_BRIEF_
Pictures do not belong in the copy. Return all of the entries exactly.

[Data excerpts]

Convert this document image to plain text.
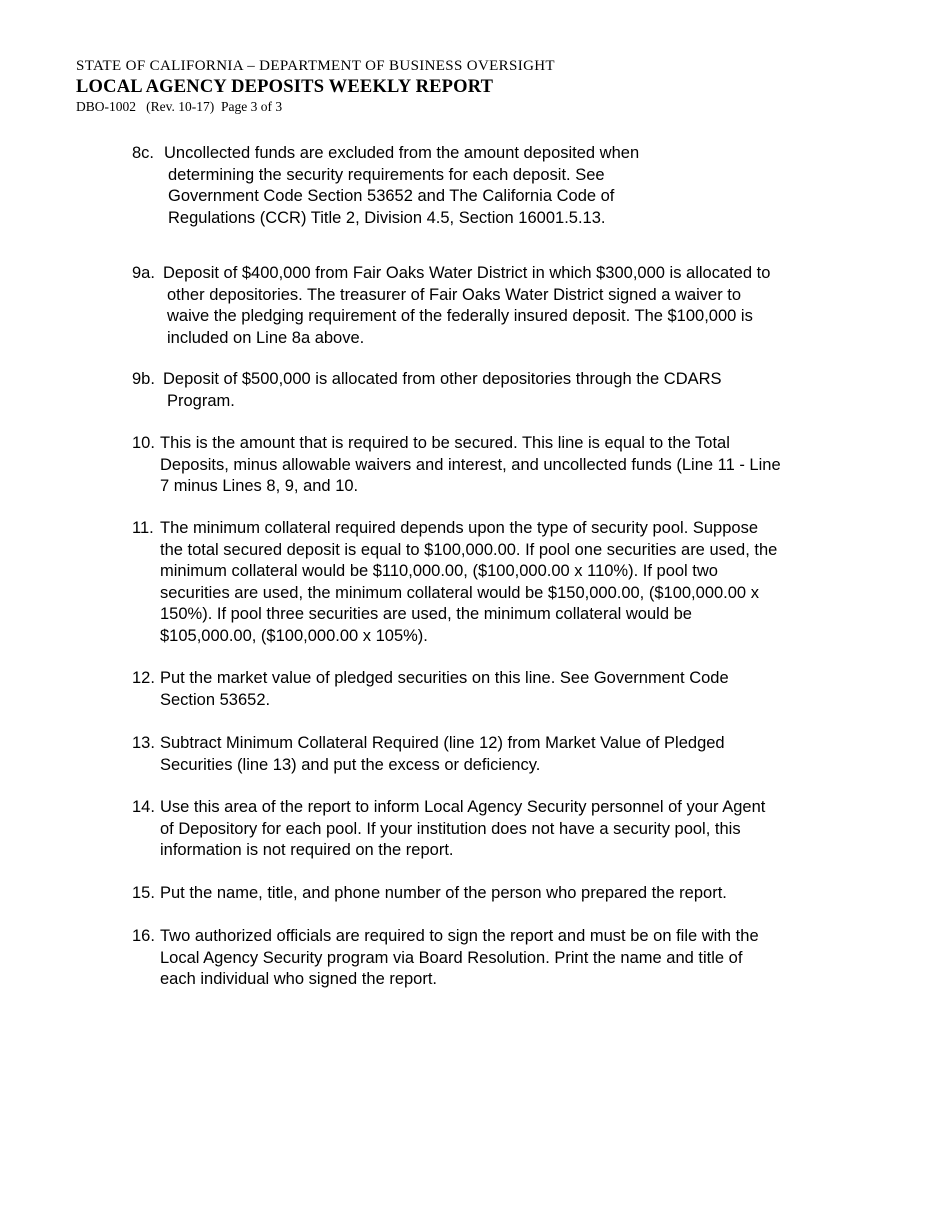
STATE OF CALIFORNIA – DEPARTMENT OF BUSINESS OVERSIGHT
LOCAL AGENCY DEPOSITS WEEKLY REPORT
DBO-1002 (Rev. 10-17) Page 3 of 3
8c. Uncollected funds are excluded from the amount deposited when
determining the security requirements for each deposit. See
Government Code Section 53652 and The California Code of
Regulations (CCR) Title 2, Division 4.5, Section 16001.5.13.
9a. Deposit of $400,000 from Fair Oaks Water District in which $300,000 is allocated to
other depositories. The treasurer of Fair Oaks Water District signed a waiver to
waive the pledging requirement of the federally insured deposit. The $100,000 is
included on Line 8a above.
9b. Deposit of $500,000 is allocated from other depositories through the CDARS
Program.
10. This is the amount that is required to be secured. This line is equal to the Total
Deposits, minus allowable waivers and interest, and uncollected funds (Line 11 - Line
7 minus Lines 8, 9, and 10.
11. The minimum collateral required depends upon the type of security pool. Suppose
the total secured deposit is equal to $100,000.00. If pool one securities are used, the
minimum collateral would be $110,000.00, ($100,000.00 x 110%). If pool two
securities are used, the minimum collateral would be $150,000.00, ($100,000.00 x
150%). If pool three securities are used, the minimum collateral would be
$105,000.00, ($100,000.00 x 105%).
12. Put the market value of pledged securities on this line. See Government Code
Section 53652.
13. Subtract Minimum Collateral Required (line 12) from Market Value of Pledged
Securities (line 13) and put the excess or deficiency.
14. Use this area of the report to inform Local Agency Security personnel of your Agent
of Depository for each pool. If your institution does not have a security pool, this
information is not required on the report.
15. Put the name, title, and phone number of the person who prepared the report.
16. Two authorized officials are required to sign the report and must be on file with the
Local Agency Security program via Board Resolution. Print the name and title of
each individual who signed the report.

_THE ANSWER_
Convert this document image to plain text.
STATE OF CALIFORNIA – DEPARTMENT OF BUSINESS OVERSIGHT
LOCAL AGENCY DEPOSITS WEEKLY REPORT
DBO-1002 (Rev. 10-17) Page 3 of 3
8c. Uncollected funds are excluded from the amount deposited when
determining the security requirements for each deposit. See
Government Code Section 53652 and The California Code of
Regulations (CCR) Title 2, Division 4.5, Section 16001.5.13.
9a. Deposit of $400,000 from Fair Oaks Water District in which $300,000 is allocated to
other depositories. The treasurer of Fair Oaks Water District signed a waiver to
waive the pledging requirement of the federally insured deposit. The $100,000 is
included on Line 8a above.
9b. Deposit of $500,000 is allocated from other depositories through the CDARS
Program.
10. This is the amount that is required to be secured. This line is equal to the Total
Deposits, minus allowable waivers and interest, and uncollected funds (Line 11 - Line
7 minus Lines 8, 9, and 10.
11. The minimum collateral required depends upon the type of security pool. Suppose
the total secured deposit is equal to $100,000.00. If pool one securities are used, the
minimum collateral would be $110,000.00, ($100,000.00 x 110%). If pool two
securities are used, the minimum collateral would be $150,000.00, ($100,000.00 x
150%). If pool three securities are used, the minimum collateral would be
$105,000.00, ($100,000.00 x 105%).
12. Put the market value of pledged securities on this line. See Government Code
Section 53652.
13. Subtract Minimum Collateral Required (line 12) from Market Value of Pledged
Securities (line 13) and put the excess or deficiency.
14. Use this area of the report to inform Local Agency Security personnel of your Agent
of Depository for each pool. If your institution does not have a security pool, this
information is not required on the report.
15. Put the name, title, and phone number of the person who prepared the report.
16. Two authorized officials are required to sign the report and must be on file with the
Local Agency Security program via Board Resolution. Print the name and title of
each individual who signed the report.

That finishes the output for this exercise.